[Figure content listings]
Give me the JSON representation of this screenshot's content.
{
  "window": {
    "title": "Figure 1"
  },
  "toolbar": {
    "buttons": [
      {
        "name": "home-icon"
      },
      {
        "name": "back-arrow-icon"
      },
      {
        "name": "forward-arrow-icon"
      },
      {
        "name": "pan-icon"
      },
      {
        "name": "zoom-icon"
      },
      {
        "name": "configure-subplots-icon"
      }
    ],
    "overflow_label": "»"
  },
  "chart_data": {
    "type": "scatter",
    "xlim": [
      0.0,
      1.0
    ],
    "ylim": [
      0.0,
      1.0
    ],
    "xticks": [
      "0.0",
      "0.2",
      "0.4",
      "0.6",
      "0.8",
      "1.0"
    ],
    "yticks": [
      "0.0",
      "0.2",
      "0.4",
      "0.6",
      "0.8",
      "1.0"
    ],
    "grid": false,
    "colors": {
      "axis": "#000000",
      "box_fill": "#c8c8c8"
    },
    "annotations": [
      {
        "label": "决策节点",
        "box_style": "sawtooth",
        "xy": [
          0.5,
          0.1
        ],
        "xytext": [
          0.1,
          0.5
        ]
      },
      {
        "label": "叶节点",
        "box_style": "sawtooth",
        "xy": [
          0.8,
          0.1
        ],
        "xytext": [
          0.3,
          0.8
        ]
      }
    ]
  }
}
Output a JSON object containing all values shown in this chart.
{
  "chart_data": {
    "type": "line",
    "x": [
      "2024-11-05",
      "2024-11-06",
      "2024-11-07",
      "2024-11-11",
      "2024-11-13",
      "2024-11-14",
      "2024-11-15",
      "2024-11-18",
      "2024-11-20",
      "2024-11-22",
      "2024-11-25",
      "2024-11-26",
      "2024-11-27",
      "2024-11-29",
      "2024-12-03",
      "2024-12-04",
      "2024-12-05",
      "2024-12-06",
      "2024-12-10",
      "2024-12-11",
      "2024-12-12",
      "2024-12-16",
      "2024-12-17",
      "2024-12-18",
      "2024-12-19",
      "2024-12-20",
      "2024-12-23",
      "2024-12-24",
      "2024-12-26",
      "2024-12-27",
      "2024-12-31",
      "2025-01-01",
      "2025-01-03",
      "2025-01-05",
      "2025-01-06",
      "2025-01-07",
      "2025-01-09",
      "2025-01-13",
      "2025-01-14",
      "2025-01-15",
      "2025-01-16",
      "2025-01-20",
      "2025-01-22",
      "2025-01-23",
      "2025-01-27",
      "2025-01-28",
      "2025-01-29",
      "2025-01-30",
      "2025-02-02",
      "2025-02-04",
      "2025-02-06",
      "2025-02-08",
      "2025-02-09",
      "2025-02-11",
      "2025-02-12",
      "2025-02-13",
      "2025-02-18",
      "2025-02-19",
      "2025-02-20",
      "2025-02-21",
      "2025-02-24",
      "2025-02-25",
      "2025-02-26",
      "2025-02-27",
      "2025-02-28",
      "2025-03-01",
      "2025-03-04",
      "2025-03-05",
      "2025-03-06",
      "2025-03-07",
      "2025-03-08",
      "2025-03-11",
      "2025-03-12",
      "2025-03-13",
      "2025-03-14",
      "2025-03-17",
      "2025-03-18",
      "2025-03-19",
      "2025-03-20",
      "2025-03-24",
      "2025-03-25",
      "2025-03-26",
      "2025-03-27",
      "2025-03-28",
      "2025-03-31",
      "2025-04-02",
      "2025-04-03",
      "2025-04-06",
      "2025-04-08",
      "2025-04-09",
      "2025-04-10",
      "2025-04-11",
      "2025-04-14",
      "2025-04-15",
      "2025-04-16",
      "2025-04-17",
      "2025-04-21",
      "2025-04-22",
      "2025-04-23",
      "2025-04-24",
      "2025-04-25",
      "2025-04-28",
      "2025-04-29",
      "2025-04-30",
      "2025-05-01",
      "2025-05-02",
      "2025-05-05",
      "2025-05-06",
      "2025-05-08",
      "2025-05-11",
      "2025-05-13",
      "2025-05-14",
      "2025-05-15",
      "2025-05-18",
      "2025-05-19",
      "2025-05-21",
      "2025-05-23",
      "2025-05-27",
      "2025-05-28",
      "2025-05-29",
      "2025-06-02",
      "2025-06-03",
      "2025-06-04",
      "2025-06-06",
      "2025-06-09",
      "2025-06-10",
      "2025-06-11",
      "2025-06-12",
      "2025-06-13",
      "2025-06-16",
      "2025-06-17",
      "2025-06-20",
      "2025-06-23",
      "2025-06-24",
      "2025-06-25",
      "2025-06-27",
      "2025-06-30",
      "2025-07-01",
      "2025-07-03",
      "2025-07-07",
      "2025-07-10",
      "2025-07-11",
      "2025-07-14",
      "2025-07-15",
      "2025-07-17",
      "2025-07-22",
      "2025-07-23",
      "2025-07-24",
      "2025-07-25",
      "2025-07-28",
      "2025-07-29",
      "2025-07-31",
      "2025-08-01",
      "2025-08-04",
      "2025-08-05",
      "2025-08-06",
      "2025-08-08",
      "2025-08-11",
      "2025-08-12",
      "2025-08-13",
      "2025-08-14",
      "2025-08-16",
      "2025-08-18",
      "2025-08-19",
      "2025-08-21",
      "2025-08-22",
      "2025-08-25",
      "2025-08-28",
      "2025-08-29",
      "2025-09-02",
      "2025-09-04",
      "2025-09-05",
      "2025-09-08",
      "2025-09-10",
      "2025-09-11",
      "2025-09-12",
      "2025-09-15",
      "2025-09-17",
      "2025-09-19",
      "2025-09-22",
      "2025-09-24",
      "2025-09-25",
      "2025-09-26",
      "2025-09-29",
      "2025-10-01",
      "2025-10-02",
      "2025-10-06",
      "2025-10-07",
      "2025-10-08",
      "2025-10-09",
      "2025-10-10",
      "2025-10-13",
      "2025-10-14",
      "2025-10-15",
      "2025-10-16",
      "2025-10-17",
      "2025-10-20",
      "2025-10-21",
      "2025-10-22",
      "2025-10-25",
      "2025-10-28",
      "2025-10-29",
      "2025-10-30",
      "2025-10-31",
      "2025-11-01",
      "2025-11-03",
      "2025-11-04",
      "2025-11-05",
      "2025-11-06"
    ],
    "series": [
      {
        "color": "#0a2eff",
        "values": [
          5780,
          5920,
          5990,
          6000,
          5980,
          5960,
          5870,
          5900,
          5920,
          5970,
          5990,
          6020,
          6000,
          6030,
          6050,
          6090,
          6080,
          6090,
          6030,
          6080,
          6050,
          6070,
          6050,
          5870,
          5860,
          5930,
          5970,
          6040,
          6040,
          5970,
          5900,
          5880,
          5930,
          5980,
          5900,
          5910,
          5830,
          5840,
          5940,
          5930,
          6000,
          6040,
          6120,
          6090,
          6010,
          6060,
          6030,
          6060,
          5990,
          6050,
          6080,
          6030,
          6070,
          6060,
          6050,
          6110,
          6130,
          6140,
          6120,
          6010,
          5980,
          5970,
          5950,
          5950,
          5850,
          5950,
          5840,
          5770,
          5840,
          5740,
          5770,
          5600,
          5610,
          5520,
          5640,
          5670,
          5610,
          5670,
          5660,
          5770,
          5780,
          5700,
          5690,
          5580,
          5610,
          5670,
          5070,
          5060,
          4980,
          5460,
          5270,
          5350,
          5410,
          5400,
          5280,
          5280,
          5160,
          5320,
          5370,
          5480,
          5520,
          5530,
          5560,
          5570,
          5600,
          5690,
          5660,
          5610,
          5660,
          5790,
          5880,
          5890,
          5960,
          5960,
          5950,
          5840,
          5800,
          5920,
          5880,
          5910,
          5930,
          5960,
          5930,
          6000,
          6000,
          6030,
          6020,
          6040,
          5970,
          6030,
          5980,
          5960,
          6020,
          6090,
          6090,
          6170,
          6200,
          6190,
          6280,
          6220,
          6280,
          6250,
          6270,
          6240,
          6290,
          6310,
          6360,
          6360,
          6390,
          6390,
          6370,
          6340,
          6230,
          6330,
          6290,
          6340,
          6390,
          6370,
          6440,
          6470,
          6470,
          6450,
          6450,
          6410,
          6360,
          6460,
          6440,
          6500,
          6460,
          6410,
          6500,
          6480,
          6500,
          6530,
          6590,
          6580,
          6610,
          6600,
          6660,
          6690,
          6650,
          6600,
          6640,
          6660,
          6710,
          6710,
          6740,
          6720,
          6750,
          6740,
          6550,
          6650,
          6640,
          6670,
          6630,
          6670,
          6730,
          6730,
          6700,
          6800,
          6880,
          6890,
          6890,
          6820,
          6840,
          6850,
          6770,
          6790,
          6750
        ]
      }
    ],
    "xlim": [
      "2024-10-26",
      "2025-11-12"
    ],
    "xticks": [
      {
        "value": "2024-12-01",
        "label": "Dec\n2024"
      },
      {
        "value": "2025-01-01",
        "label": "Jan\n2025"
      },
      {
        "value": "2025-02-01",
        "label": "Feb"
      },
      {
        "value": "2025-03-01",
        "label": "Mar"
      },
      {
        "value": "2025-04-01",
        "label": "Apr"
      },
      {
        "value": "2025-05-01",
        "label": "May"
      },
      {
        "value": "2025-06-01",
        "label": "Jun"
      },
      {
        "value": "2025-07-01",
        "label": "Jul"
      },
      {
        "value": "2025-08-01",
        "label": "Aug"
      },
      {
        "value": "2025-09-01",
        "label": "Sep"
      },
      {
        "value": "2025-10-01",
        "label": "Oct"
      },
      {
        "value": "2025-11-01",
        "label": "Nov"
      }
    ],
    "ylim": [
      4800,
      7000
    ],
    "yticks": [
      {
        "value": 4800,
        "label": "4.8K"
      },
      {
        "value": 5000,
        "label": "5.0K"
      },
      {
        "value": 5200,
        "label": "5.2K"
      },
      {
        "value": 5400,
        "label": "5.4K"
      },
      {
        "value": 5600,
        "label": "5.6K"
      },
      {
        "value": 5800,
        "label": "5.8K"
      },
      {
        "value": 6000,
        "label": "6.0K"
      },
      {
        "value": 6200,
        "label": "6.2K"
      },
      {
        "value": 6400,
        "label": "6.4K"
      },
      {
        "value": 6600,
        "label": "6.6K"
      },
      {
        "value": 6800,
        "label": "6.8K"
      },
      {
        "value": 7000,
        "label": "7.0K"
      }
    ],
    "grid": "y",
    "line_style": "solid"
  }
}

Exercise goal. State how many lines above contain the string "JSON", with no other words.

Written solution. 2